Data entries:
________________

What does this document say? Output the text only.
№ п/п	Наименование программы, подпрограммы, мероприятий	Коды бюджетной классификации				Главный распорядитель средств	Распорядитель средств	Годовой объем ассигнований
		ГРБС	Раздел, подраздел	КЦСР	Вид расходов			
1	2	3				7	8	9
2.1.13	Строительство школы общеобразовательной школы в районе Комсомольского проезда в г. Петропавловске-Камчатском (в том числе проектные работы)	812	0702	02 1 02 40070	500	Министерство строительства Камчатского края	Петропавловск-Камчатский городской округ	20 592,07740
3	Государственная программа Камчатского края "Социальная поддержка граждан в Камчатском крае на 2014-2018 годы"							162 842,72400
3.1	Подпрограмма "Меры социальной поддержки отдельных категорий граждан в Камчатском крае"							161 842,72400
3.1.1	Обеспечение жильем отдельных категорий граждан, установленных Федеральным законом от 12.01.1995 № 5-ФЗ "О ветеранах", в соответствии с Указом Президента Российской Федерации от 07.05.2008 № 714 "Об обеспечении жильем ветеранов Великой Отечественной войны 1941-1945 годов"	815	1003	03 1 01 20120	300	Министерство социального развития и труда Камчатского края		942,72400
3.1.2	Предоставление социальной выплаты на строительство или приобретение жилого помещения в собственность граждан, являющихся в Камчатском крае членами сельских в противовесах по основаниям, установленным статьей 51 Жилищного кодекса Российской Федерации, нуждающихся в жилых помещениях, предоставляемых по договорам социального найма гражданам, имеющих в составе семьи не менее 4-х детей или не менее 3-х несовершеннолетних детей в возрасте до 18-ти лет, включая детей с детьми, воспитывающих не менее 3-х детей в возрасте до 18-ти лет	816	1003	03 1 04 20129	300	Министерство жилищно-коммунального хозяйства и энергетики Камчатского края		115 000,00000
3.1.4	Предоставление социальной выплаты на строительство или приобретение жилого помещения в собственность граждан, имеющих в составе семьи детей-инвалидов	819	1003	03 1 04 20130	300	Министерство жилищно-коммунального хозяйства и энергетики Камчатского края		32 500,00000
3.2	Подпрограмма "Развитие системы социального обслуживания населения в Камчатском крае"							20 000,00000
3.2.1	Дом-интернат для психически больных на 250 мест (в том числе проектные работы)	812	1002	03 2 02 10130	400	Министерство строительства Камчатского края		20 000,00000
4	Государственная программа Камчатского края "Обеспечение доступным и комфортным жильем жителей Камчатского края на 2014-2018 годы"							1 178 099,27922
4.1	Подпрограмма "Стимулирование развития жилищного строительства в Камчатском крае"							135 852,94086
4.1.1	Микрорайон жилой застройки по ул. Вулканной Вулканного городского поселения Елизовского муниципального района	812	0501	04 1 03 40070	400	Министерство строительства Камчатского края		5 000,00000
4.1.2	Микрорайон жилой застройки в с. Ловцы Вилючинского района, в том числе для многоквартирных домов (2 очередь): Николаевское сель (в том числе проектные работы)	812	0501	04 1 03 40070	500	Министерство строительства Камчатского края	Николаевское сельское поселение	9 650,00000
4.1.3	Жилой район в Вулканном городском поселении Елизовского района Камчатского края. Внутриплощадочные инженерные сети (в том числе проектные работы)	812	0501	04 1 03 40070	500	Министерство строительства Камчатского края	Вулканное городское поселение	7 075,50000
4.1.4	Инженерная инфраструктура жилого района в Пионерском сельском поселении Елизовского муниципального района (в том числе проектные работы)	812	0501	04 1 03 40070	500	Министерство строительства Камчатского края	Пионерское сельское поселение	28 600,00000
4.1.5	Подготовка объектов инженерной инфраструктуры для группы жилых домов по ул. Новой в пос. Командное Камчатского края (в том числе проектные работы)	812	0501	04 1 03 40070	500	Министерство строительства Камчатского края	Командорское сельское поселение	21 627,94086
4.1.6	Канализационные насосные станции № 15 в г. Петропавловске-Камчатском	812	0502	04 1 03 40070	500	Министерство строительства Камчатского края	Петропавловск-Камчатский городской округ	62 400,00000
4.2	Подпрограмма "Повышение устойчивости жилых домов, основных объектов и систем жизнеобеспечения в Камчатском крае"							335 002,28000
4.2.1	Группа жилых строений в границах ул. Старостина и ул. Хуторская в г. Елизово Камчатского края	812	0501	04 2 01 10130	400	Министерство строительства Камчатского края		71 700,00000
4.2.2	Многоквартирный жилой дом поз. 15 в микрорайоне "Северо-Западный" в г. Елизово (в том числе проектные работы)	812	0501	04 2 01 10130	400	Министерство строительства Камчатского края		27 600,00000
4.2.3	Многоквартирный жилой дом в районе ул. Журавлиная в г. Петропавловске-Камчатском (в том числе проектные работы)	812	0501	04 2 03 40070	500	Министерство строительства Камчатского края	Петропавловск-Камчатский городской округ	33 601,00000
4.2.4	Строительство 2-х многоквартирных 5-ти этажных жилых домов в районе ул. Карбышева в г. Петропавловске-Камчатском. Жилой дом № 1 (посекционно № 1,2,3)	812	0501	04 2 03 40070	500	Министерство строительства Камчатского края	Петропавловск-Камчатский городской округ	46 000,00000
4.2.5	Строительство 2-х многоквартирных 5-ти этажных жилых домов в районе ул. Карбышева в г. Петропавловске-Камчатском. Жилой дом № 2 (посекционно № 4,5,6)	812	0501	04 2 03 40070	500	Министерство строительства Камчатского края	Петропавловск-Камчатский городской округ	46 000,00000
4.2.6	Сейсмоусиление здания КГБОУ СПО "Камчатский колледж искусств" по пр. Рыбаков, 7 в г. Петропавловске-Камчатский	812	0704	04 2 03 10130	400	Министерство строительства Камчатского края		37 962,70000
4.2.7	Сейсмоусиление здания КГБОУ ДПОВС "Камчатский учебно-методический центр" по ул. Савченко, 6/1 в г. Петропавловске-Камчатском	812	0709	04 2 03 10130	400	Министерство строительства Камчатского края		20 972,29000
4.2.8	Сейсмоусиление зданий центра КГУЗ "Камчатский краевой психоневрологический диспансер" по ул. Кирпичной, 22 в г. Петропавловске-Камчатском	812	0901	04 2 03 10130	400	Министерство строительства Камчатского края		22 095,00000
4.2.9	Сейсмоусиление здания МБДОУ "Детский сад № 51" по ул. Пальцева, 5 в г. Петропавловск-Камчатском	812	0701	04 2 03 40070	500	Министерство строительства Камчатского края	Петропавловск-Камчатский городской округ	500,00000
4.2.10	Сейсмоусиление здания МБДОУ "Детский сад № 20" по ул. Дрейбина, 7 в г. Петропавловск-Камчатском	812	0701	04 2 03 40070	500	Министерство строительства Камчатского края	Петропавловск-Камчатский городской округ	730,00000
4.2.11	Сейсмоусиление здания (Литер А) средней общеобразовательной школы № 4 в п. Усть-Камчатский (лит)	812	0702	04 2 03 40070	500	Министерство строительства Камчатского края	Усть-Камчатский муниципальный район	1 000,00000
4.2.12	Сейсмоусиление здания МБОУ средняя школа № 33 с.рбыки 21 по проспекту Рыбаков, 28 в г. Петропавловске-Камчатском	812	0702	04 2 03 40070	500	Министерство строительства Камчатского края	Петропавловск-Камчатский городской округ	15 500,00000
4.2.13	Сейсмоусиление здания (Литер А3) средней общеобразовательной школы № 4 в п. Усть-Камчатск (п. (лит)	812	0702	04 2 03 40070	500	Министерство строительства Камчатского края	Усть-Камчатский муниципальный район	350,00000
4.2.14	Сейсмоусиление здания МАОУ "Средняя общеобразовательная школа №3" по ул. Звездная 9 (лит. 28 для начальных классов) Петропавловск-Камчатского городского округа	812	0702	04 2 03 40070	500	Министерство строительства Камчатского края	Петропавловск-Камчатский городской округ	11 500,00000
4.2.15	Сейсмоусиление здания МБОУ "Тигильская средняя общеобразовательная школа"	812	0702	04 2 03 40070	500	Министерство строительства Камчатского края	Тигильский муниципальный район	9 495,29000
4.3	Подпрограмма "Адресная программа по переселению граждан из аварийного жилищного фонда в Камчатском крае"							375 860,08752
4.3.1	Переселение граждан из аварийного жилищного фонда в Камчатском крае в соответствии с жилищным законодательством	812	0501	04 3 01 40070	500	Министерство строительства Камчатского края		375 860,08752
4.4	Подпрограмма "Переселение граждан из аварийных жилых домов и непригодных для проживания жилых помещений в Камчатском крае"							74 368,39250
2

________________

» Task goal: Using the listing above, return all lines where the word "Литер" occurs.

» In response:
4.2.11	Сейсмоусиление здания (Литер А) средней общеобразовательной школы № 4 в п. Усть-Камчатский (лит)	812	0702	04 2 03 40070	500	Министерство строительства Камчатского края	Усть-Камчатский муниципальный район	1 000,00000
4.2.13	Сейсмоусиление здания (Литер А3) средней общеобразовательной школы № 4 в п. Усть-Камчатск (п. (лит)	812	0702	04 2 03 40070	500	Министерство строительства Камчатского края	Усть-Камчатский муниципальный район	350,00000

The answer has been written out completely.